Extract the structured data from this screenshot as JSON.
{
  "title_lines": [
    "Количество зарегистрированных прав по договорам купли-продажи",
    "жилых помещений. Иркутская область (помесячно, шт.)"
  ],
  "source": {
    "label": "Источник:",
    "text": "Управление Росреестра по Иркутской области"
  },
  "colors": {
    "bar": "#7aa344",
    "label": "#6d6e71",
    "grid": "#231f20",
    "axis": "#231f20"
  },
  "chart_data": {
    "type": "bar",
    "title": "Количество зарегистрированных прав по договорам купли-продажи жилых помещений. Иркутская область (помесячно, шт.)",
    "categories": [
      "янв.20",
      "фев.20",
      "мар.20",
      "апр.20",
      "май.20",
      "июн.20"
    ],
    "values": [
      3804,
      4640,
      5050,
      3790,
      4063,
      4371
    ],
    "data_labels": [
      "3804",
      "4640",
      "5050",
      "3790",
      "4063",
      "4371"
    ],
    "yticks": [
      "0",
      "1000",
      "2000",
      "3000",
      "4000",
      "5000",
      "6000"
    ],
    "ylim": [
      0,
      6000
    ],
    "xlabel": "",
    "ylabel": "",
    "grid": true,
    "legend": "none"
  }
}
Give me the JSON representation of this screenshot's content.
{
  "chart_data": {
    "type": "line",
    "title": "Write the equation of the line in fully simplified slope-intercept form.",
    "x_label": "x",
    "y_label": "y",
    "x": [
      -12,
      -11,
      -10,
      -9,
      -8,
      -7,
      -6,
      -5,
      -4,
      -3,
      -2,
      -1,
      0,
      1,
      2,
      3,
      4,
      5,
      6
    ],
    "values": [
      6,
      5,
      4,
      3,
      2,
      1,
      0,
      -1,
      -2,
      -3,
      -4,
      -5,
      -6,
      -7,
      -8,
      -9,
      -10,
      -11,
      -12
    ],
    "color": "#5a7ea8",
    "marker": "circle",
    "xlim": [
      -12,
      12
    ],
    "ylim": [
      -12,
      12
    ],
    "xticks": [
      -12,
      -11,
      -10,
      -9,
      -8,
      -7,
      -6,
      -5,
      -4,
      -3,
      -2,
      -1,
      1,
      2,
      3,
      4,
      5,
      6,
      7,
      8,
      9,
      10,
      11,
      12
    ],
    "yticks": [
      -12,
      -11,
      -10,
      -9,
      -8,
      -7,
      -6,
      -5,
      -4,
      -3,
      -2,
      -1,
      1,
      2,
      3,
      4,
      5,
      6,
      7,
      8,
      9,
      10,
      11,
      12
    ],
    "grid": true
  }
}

The exercise:
Extract, exactly, the lines above that begin at the line containing "Give me the" and end at the final line of the records; add no other text.

Correct output:
Give me the JSON representation of this screenshot's content.
{
  "chart_data": {
    "type": "line",
    "title": "Write the equation of the line in fully simplified slope-intercept form.",
    "x_label": "x",
    "y_label": "y",
    "x": [
      -12,
      -11,
      -10,
      -9,
      -8,
      -7,
      -6,
      -5,
      -4,
      -3,
      -2,
      -1,
      0,
      1,
      2,
      3,
      4,
      5,
      6
    ],
    "values": [
      6,
      5,
      4,
      3,
      2,
      1,
      0,
      -1,
      -2,
      -3,
      -4,
      -5,
      -6,
      -7,
      -8,
      -9,
      -10,
      -11,
      -12
    ],
    "color": "#5a7ea8",
    "marker": "circle",
    "xlim": [
      -12,
      12
    ],
    "ylim": [
      -12,
      12
    ],
    "xticks": [
      -12,
      -11,
      -10,
      -9,
      -8,
      -7,
      -6,
      -5,
      -4,
      -3,
      -2,
      -1,
      1,
      2,
      3,
      4,
      5,
      6,
      7,
      8,
      9,
      10,
      11,
      12
    ],
    "yticks": [
      -12,
      -11,
      -10,
      -9,
      -8,
      -7,
      -6,
      -5,
      -4,
      -3,
      -2,
      -1,
      1,
      2,
      3,
      4,
      5,
      6,
      7,
      8,
      9,
      10,
      11,
      12
    ],
    "grid": true
  }
}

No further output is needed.